■ Objective: The listing below should be written out exactly; please include all of it.

■ Supplied entries:
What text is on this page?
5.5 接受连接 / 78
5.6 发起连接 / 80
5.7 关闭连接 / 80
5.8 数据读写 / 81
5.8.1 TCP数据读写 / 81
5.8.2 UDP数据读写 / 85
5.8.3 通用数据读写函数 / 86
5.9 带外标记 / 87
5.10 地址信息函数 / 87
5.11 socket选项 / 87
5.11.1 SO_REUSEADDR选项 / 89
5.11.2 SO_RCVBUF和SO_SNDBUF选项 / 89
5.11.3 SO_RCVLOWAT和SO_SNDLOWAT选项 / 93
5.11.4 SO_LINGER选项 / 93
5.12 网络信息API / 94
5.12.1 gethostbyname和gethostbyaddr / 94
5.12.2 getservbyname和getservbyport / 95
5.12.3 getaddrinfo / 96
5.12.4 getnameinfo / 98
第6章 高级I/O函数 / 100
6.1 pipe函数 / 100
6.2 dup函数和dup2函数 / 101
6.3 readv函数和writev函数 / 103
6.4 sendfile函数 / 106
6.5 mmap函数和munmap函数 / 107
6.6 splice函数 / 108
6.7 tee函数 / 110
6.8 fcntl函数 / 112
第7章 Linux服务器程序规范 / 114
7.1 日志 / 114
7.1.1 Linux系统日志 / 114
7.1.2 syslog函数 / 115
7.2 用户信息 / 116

■ Answer to the problem:
What text is on this page?
5.5 接受连接 / 78
5.6 发起连接 / 80
5.7 关闭连接 / 80
5.8 数据读写 / 81
5.8.1 TCP数据读写 / 81
5.8.2 UDP数据读写 / 85
5.8.3 通用数据读写函数 / 86
5.9 带外标记 / 87
5.10 地址信息函数 / 87
5.11 socket选项 / 87
5.11.1 SO_REUSEADDR选项 / 89
5.11.2 SO_RCVBUF和SO_SNDBUF选项 / 89
5.11.3 SO_RCVLOWAT和SO_SNDLOWAT选项 / 93
5.11.4 SO_LINGER选项 / 93
5.12 网络信息API / 94
5.12.1 gethostbyname和gethostbyaddr / 94
5.12.2 getservbyname和getservbyport / 95
5.12.3 getaddrinfo / 96
5.12.4 getnameinfo / 98
第6章 高级I/O函数 / 100
6.1 pipe函数 / 100
6.2 dup函数和dup2函数 / 101
6.3 readv函数和writev函数 / 103
6.4 sendfile函数 / 106
6.5 mmap函数和munmap函数 / 107
6.6 splice函数 / 108
6.7 tee函数 / 110
6.8 fcntl函数 / 112
第7章 Linux服务器程序规范 / 114
7.1 日志 / 114
7.1.1 Linux系统日志 / 114
7.1.2 syslog函数 / 115
7.2 用户信息 / 116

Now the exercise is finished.